TASK =>
Repeat the material verbatim and drop the pictures.

------ TASK DATA ------

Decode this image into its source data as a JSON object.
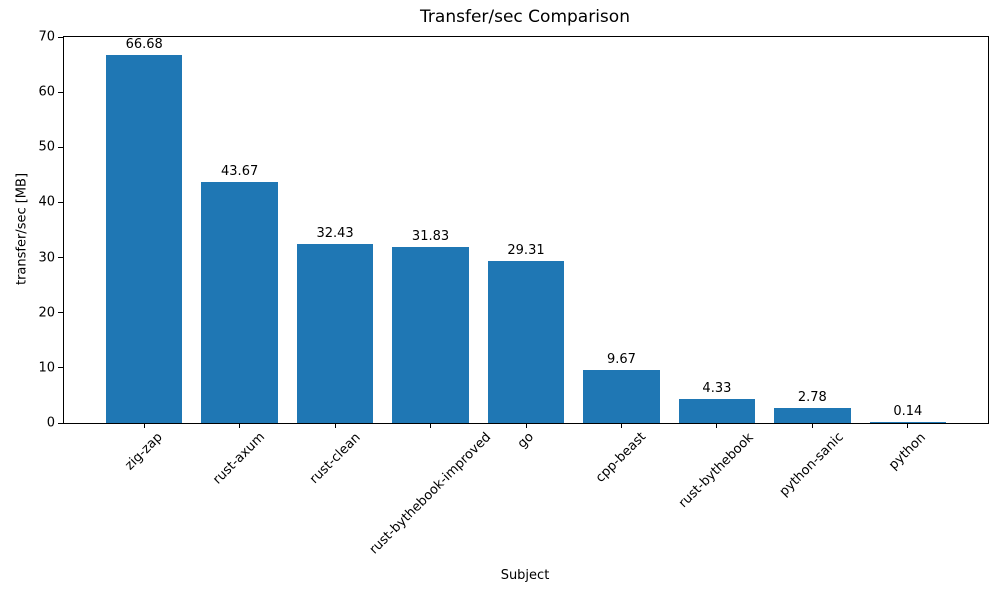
{
  "chart_data": {
    "type": "bar",
    "title": "Transfer/sec Comparison",
    "xlabel": "Subject",
    "ylabel": "transfer/sec [MB]",
    "categories": [
      "zig-zap",
      "rust-axum",
      "rust-clean",
      "rust-bythebook-improved",
      "go",
      "cpp-beast",
      "rust-bythebook",
      "python-sanic",
      "python"
    ],
    "values": [
      66.68,
      43.67,
      32.43,
      31.83,
      29.31,
      9.67,
      4.33,
      2.78,
      0.14
    ],
    "value_labels": [
      "66.68",
      "43.67",
      "32.43",
      "31.83",
      "29.31",
      "9.67",
      "4.33",
      "2.78",
      "0.14"
    ],
    "ylim": [
      0,
      70
    ],
    "yticks": [
      0,
      10,
      20,
      30,
      40,
      50,
      60,
      70
    ],
    "bar_color": "#1f77b4",
    "axis_color": "#000000",
    "background_color": "#ffffff",
    "grid": false,
    "legend": "none",
    "bar_width_fraction": 0.8
  }
}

------

EXPECTED ANSWER =>
Decode this image into its source data as a JSON object.
{
  "chart_data": {
    "type": "bar",
    "title": "Transfer/sec Comparison",
    "xlabel": "Subject",
    "ylabel": "transfer/sec [MB]",
    "categories": [
      "zig-zap",
      "rust-axum",
      "rust-clean",
      "rust-bythebook-improved",
      "go",
      "cpp-beast",
      "rust-bythebook",
      "python-sanic",
      "python"
    ],
    "values": [
      66.68,
      43.67,
      32.43,
      31.83,
      29.31,
      9.67,
      4.33,
      2.78,
      0.14
    ],
    "value_labels": [
      "66.68",
      "43.67",
      "32.43",
      "31.83",
      "29.31",
      "9.67",
      "4.33",
      "2.78",
      "0.14"
    ],
    "ylim": [
      0,
      70
    ],
    "yticks": [
      0,
      10,
      20,
      30,
      40,
      50,
      60,
      70
    ],
    "bar_color": "#1f77b4",
    "axis_color": "#000000",
    "background_color": "#ffffff",
    "grid": false,
    "legend": "none",
    "bar_width_fraction": 0.8
  }
}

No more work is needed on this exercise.